Lay out as a numbered list everything from the line containing "meter-list-item[interactable]: Copy Of Meter 20" down to the line containing "halign-center-radio[interactable] (1040, 630, 1052, 642)", both included, and leave out any blank lines.

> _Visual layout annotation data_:

>> START

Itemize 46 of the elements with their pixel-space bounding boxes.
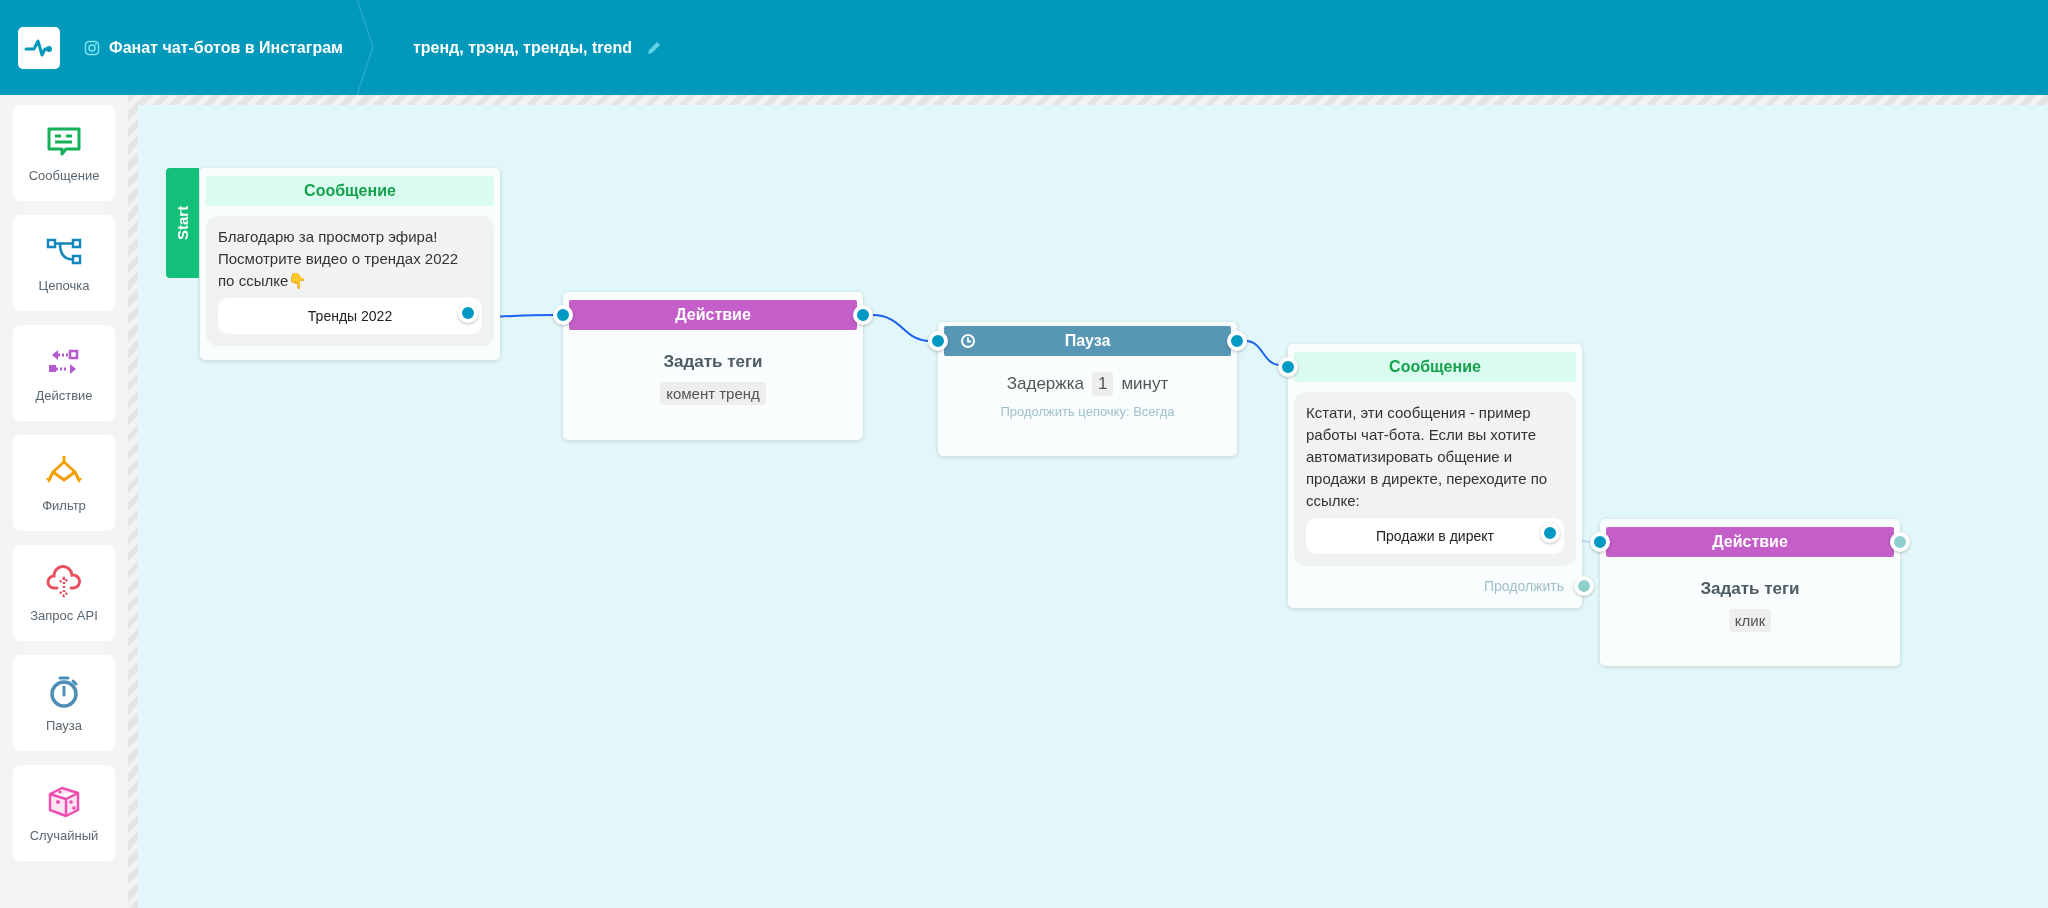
port-dot[interactable] — [553, 305, 573, 325]
palette-item[interactable]: Случайный — [13, 765, 115, 861]
port-dot[interactable] — [1890, 532, 1910, 552]
pencil-icon[interactable] — [646, 39, 662, 56]
delay-unit: минут — [1121, 374, 1169, 394]
cloud-icon — [46, 563, 82, 600]
port-dot[interactable] — [928, 331, 948, 351]
port-dot[interactable] — [1278, 357, 1298, 377]
continue-note: Продолжить цепочку: Всегда — [999, 404, 1176, 419]
start-label: Start — [166, 168, 199, 278]
action-title: Задать теги — [1699, 579, 1801, 599]
tag-chip: клик — [1728, 609, 1772, 632]
connector-line — [1245, 340, 1281, 366]
palette-item[interactable]: Фильтр — [13, 435, 115, 531]
port-dot[interactable] — [853, 305, 873, 325]
breadcrumb-chevron-icon — [354, 0, 375, 95]
port-dot[interactable] — [1227, 331, 1247, 351]
clock-icon — [960, 333, 976, 349]
port-dot[interactable] — [1590, 532, 1610, 552]
link-button[interactable]: Тренды 2022 — [218, 298, 482, 334]
flow-title: тренд, трэнд, тренды, trend — [412, 38, 632, 57]
palette-item[interactable]: Запрос API — [13, 545, 115, 641]
action-title: Задать теги — [662, 352, 764, 372]
node-header: Действие — [569, 300, 857, 330]
message-node-card[interactable]: Сообщение Благодарю за просмотр эфира! Посмотрите видео о трендах 2022 по ссылке👇 Тренды 2022 — [200, 168, 500, 360]
message-text: Кстати, эти сообщения - пример работы чат-бота. Если вы хотите автоматизировать общение и продажи в директе, переходите по ссылке: — [1306, 403, 1549, 511]
palette-item[interactable]: Сообщение — [13, 105, 115, 201]
node-header: Действие — [1606, 527, 1894, 557]
message-node-card[interactable]: Сообщение Кстати, эти сообщения - пример работы чат-бота. Если вы хотите автоматизировать общение и продажи в директе, переходите по ссылке: Продажи в директ Продолжить — [1288, 344, 1582, 608]
message-text: Благодарю за просмотр эфира! Посмотрите видео о трендах 2022 по ссылке👇 — [218, 227, 460, 291]
node-header: Пауза — [1064, 332, 1111, 350]
continue-label: Продолжить — [1483, 578, 1564, 594]
instagram-icon — [84, 39, 100, 56]
palette-item[interactable]: Действие — [13, 325, 115, 421]
tag-chip: комент тренд — [660, 382, 766, 405]
delay-label: Задержка — [1006, 374, 1084, 394]
link-button[interactable]: Продажи в директ — [1306, 518, 1564, 554]
delay-value: 1 — [1091, 372, 1114, 396]
palette-item[interactable]: Цепочка — [13, 215, 115, 311]
pulse-logo-icon[interactable] — [18, 26, 60, 69]
account-name[interactable]: Фанат чат-ботов в Инстаграм — [109, 38, 343, 57]
connector-line — [871, 314, 931, 342]
port-dot[interactable] — [1574, 576, 1594, 596]
palette-item[interactable]: Пауза — [13, 655, 115, 751]
node-header: Сообщение — [1294, 352, 1576, 382]
node-header: Сообщение — [206, 176, 494, 206]
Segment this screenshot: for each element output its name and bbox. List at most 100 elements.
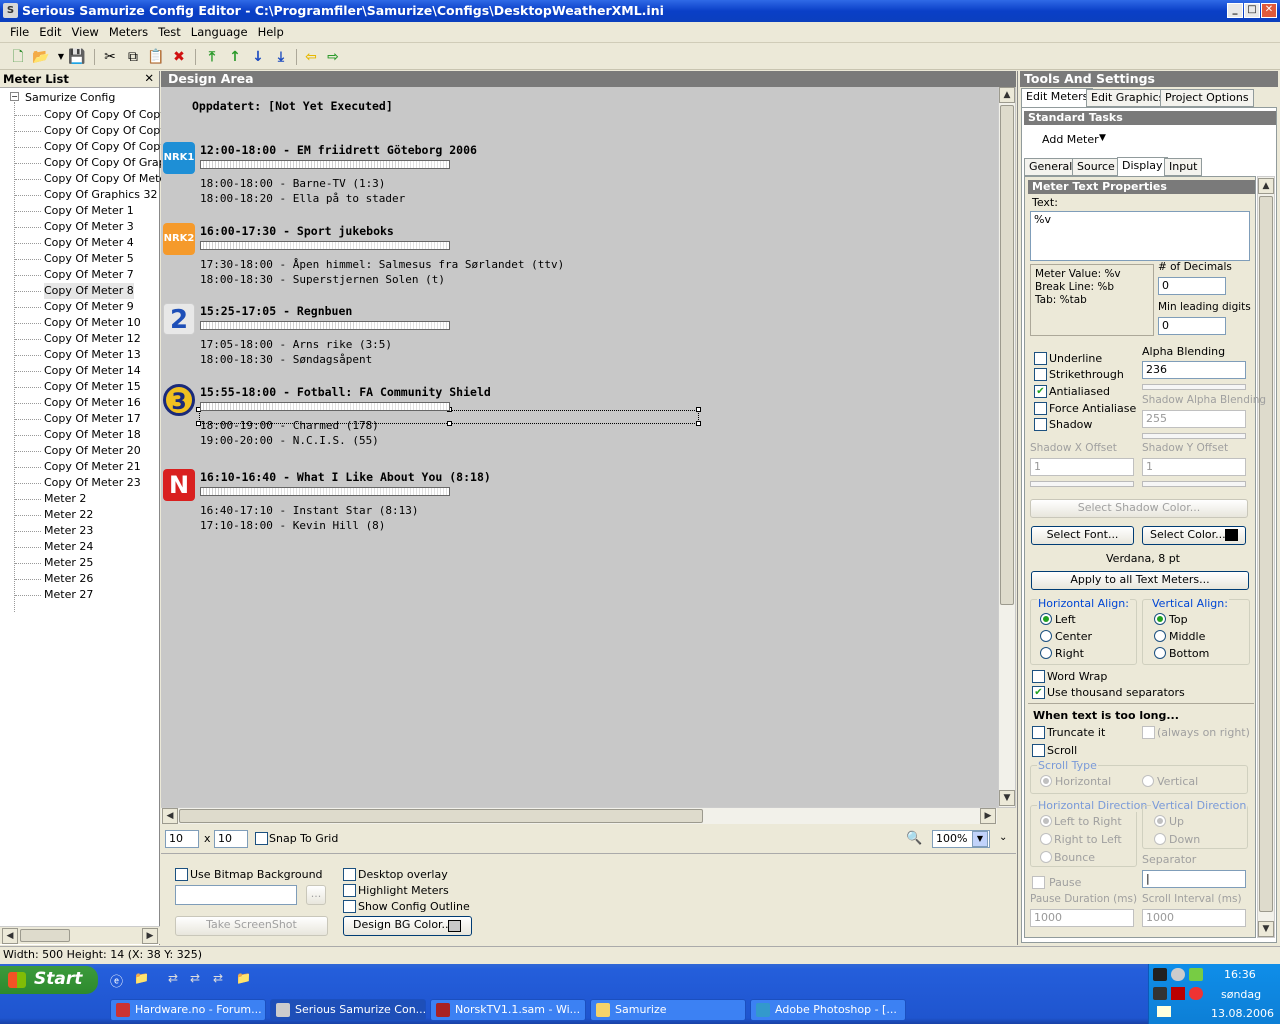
meter-list-item[interactable]: Copy Of Meter 20 (44, 443, 141, 459)
use-bitmap-checkbox[interactable] (175, 868, 188, 881)
scroll-vertical-radio[interactable] (1142, 775, 1154, 787)
desktop-overlay-checkbox[interactable] (343, 868, 356, 881)
alpha-blending-input[interactable]: 236 (1142, 361, 1246, 379)
close-icon[interactable]: ✕ (144, 71, 154, 85)
delete-icon[interactable]: ✖ (170, 48, 188, 66)
snap-to-grid-checkbox[interactable] (255, 832, 268, 845)
tab-display[interactable]: Display (1117, 157, 1168, 177)
taskbar-item[interactable]: Adobe Photoshop - [... (750, 999, 906, 1021)
taskbar-item[interactable]: Serious Samurize Con... (270, 999, 426, 1021)
tree-root[interactable]: Samurize Config (25, 91, 115, 104)
meter-list-item[interactable]: Meter 25 (44, 555, 93, 571)
meter-list-item[interactable]: Copy Of Meter 16 (44, 395, 141, 411)
tab-edit-graphics[interactable]: Edit Graphics (1086, 89, 1170, 107)
tray-speaker-icon[interactable] (1171, 968, 1185, 981)
force-antialiase-checkbox[interactable] (1034, 402, 1047, 415)
show-config-outline-checkbox[interactable] (343, 900, 356, 913)
tools-vscrollbar[interactable]: ▲ ▼ (1257, 176, 1275, 938)
grid-y-input[interactable]: 10 (214, 830, 248, 848)
decimals-input[interactable]: 0 (1158, 277, 1226, 295)
tray-app-icon[interactable] (1153, 968, 1167, 981)
folder-icon[interactable]: 📁 (134, 971, 149, 985)
take-screenshot-button[interactable]: Take ScreenShot (175, 916, 328, 936)
always-on-right-checkbox[interactable] (1142, 726, 1155, 739)
scroll-left-icon[interactable]: ◀ (162, 808, 178, 824)
tray-app-icon[interactable] (1171, 987, 1185, 1000)
close-button[interactable]: ✕ (1261, 3, 1277, 18)
select-color-button[interactable]: Select Color... (1142, 526, 1246, 545)
halign-center-radio[interactable] (1040, 630, 1052, 642)
vdir-down-radio[interactable] (1154, 833, 1166, 845)
vdir-up-radio[interactable] (1154, 815, 1166, 827)
scroll-left-icon[interactable]: ◀ (2, 928, 18, 944)
zoom-dropdown-icon[interactable]: ▼ (972, 831, 988, 847)
meter-list-item[interactable]: Meter 23 (44, 523, 93, 539)
app-icon[interactable]: ⇄ (213, 971, 223, 985)
hdir-rtl-radio[interactable] (1040, 833, 1052, 845)
scroll-horizontal-radio[interactable] (1040, 775, 1052, 787)
meter-list-item[interactable]: Copy Of Copy Of Copy (44, 123, 167, 139)
scroll-up-icon[interactable]: ▲ (1258, 178, 1274, 194)
browse-button[interactable]: ... (306, 885, 326, 905)
scroll-thumb[interactable] (1000, 105, 1014, 605)
shadow-alpha-slider[interactable] (1142, 433, 1246, 439)
meter-list-item[interactable]: Meter 26 (44, 571, 93, 587)
chevron-down-icon[interactable]: ⌄ (999, 832, 1007, 843)
meter-list-hscrollbar[interactable]: ◀ ▶ (0, 926, 160, 944)
tab-general[interactable]: General (1024, 158, 1078, 176)
meter-list-item[interactable]: Meter 24 (44, 539, 93, 555)
shadow-x-slider[interactable] (1030, 481, 1134, 487)
design-bg-color-button[interactable]: Design BG Color... (343, 916, 472, 936)
hdir-bounce-radio[interactable] (1040, 851, 1052, 863)
valign-bottom-radio[interactable] (1154, 647, 1166, 659)
word-wrap-checkbox[interactable] (1032, 670, 1045, 683)
leading-digits-input[interactable]: 0 (1158, 317, 1226, 335)
shadow-x-input[interactable]: 1 (1030, 458, 1134, 476)
shadow-y-input[interactable]: 1 (1142, 458, 1246, 476)
meter-text-input[interactable]: %v (1030, 211, 1250, 261)
valign-middle-radio[interactable] (1154, 630, 1166, 642)
scroll-interval-input[interactable]: 1000 (1142, 909, 1246, 927)
meter-list-item[interactable]: Copy Of Meter 18 (44, 427, 141, 443)
menu-view[interactable]: View (67, 22, 104, 39)
meter-list-item[interactable]: Copy Of Meter 23 (44, 475, 141, 491)
scroll-up-icon[interactable]: ▲ (999, 87, 1015, 103)
meter-list-item[interactable]: Copy Of Meter 21 (44, 459, 141, 475)
thousand-separators-checkbox[interactable]: ✔ (1032, 686, 1045, 699)
meter-list-item[interactable]: Copy Of Meter 4 (44, 235, 134, 251)
app-icon[interactable]: ⇄ (190, 971, 200, 985)
select-shadow-color-button[interactable]: Select Shadow Color... (1030, 499, 1248, 518)
scroll-thumb[interactable] (1259, 196, 1273, 912)
meter-list-item[interactable]: Copy Of Meter 3 (44, 219, 134, 235)
tab-edit-meters[interactable]: Edit Meters (1021, 88, 1094, 108)
add-meter-button[interactable]: Add Meter (1042, 133, 1099, 146)
meter-list-item[interactable]: Copy Of Meter 17 (44, 411, 141, 427)
tray-app-icon[interactable] (1189, 987, 1203, 1000)
pause-checkbox[interactable] (1032, 876, 1045, 889)
taskbar-item[interactable]: NorskTV1.1.sam - Wi... (430, 999, 586, 1021)
meter-list-item[interactable]: Meter 27 (44, 587, 93, 603)
menu-edit[interactable]: Edit (34, 22, 66, 39)
move-top-icon[interactable]: ⤒ (203, 48, 221, 66)
menu-meters[interactable]: Meters (104, 22, 153, 39)
shadow-y-slider[interactable] (1142, 481, 1246, 487)
highlight-meters-checkbox[interactable] (343, 884, 356, 897)
start-button[interactable]: Start (0, 966, 98, 994)
move-up-icon[interactable]: ↑ (226, 48, 244, 66)
app-icon[interactable]: ⇄ (168, 971, 178, 985)
valign-top-radio[interactable] (1154, 613, 1166, 625)
tray-app-icon[interactable] (1153, 987, 1167, 1000)
scroll-down-icon[interactable]: ▼ (999, 790, 1015, 806)
scroll-down-icon[interactable]: ▼ (1258, 921, 1274, 937)
taskbar-item[interactable]: Samurize (590, 999, 746, 1021)
scroll-right-icon[interactable]: ▶ (142, 928, 158, 944)
folder-icon[interactable]: 📁 (236, 971, 251, 985)
scroll-thumb[interactable] (20, 929, 70, 942)
meter-list-item[interactable]: Copy Of Meter 10 (44, 315, 141, 331)
minimize-button[interactable]: _ (1227, 3, 1243, 18)
underline-checkbox[interactable] (1034, 352, 1047, 365)
shadow-alpha-input[interactable]: 255 (1142, 410, 1246, 428)
apply-all-text-meters-button[interactable]: Apply to all Text Meters... (1031, 571, 1249, 590)
tray-mail-icon[interactable] (1157, 1006, 1171, 1017)
pause-duration-input[interactable]: 1000 (1030, 909, 1134, 927)
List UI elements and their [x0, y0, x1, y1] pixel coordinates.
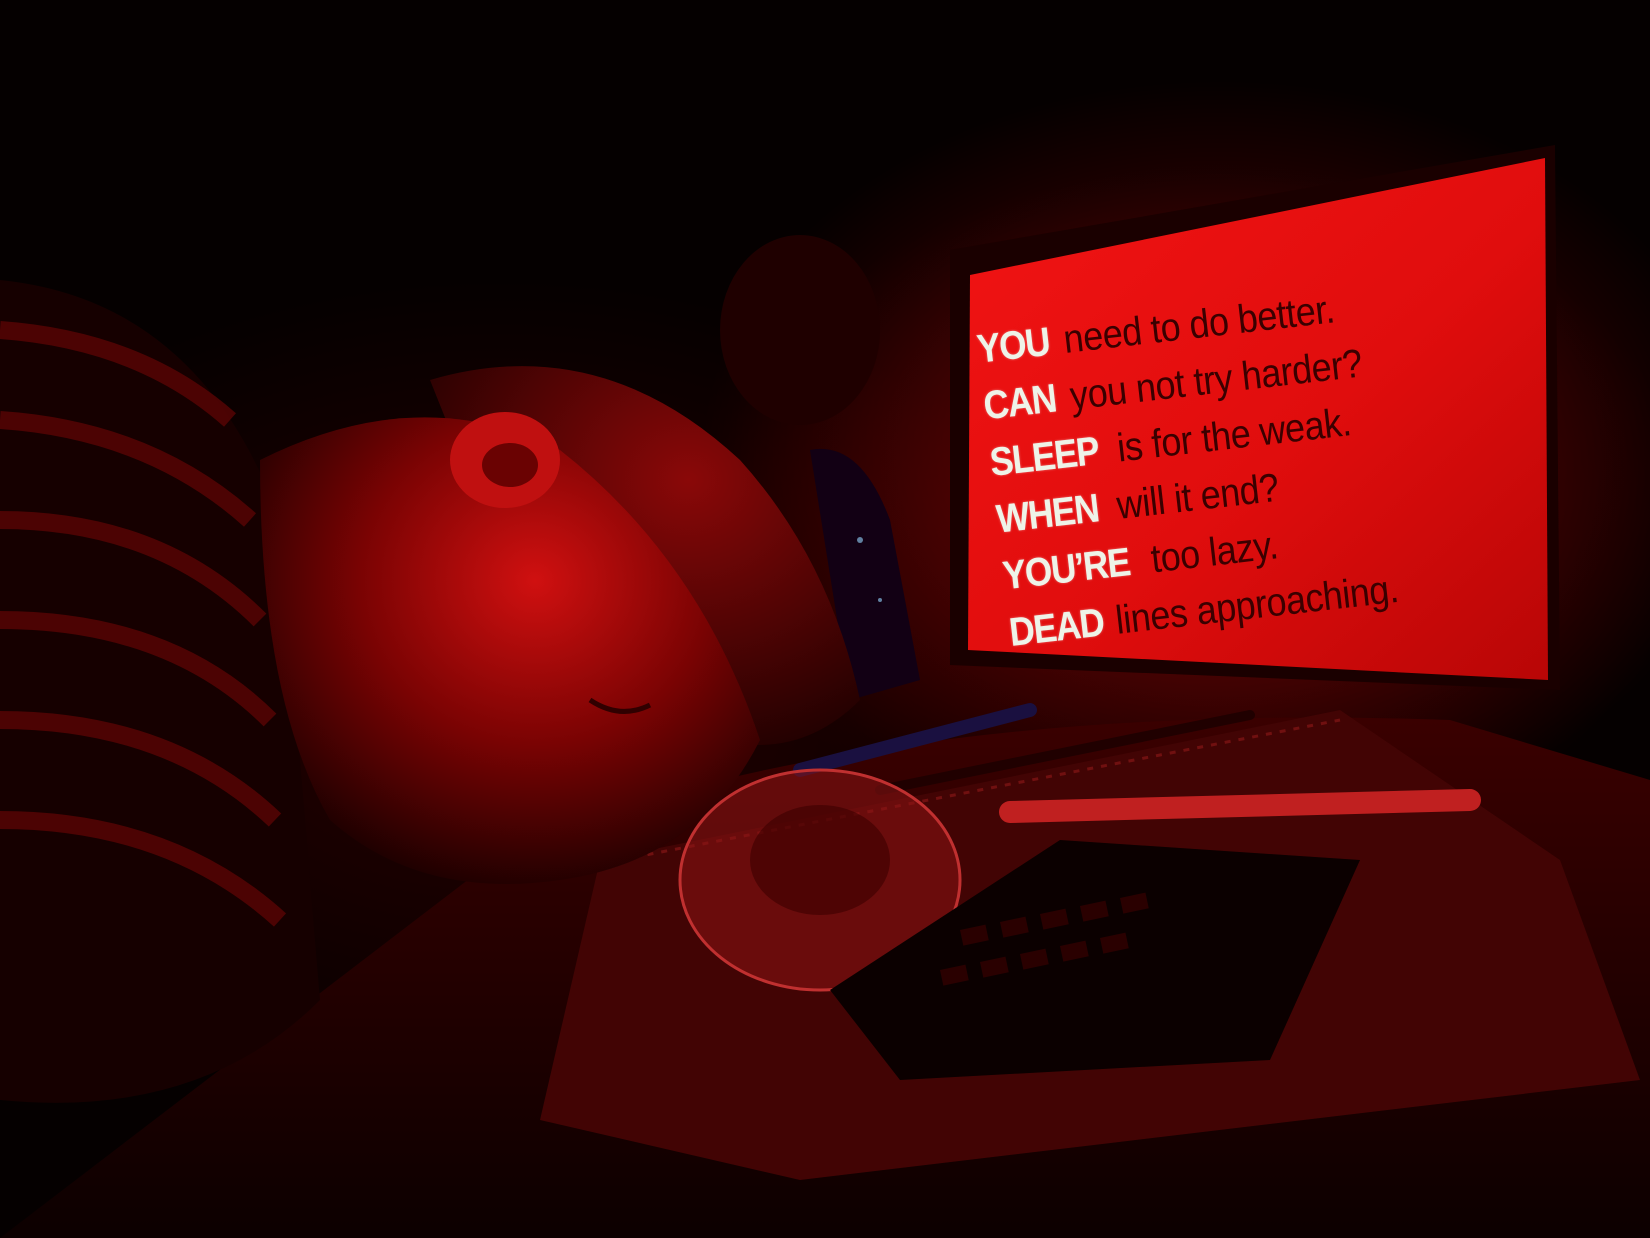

>> END

> _RIGHT ANSWER_:
1. meter-list-item[interactable]: Copy Of Meter 20 (44, 443, 141, 459)
2. use-bitmap-checkbox[interactable] (175, 868, 188, 881)
3. scroll-vertical-radio[interactable] (1142, 775, 1154, 787)
4. desktop-overlay-checkbox[interactable] (343, 868, 356, 881)
5. alpha-blending-input[interactable]: 236 (1142, 361, 1246, 379)
6. close-icon[interactable]: ✕ (144, 71, 154, 85)
7. delete-icon[interactable]: ✖ (170, 48, 188, 66)
8. snap-to-grid-checkbox[interactable] (255, 832, 268, 845)
9. tab-display[interactable]: Display (1117, 157, 1168, 177)
10. taskbar-item[interactable]: Adobe Photoshop - [... (750, 999, 906, 1021)
11. taskbar-item[interactable]: Serious Samurize Con... (270, 999, 426, 1021)
12. tree-root[interactable]: Samurize Config (25, 91, 115, 104)
13. meter-list-item[interactable]: Meter 25 (44, 555, 93, 571)
14. meter-list-item[interactable]: Copy Of Meter 16 (44, 395, 141, 411)
15. tab-edit-graphics[interactable]: Edit Graphics (1086, 89, 1170, 107)
16. tray-speaker-icon[interactable] (1171, 968, 1185, 981)
17. force-antialiase-checkbox[interactable] (1034, 402, 1047, 415)
18. show-config-outline-checkbox[interactable] (343, 900, 356, 913)
19. tools-vscrollbar[interactable]: ▲ ▼ (1257, 176, 1275, 938)
20. grid-y-input[interactable]: 10 (214, 830, 248, 848)
21. decimals-input[interactable]: 0 (1158, 277, 1226, 295)
22. tray-app-icon[interactable] (1153, 968, 1167, 981)
23. folder-icon[interactable]: 📁 (134, 971, 149, 985)
24. take-screenshot-button[interactable]: Take ScreenShot (175, 916, 328, 936)
25. always-on-right-checkbox[interactable] (1142, 726, 1155, 739)
26. scroll-left-icon[interactable]: ◀ (162, 808, 178, 824)
27. tray-app-icon[interactable] (1171, 987, 1185, 1000)
28. close-button[interactable]: ✕ (1261, 3, 1277, 18)
29. select-color-button[interactable]: Select Color... (1142, 526, 1246, 545)
30. halign-center-radio[interactable] (1040, 630, 1052, 642)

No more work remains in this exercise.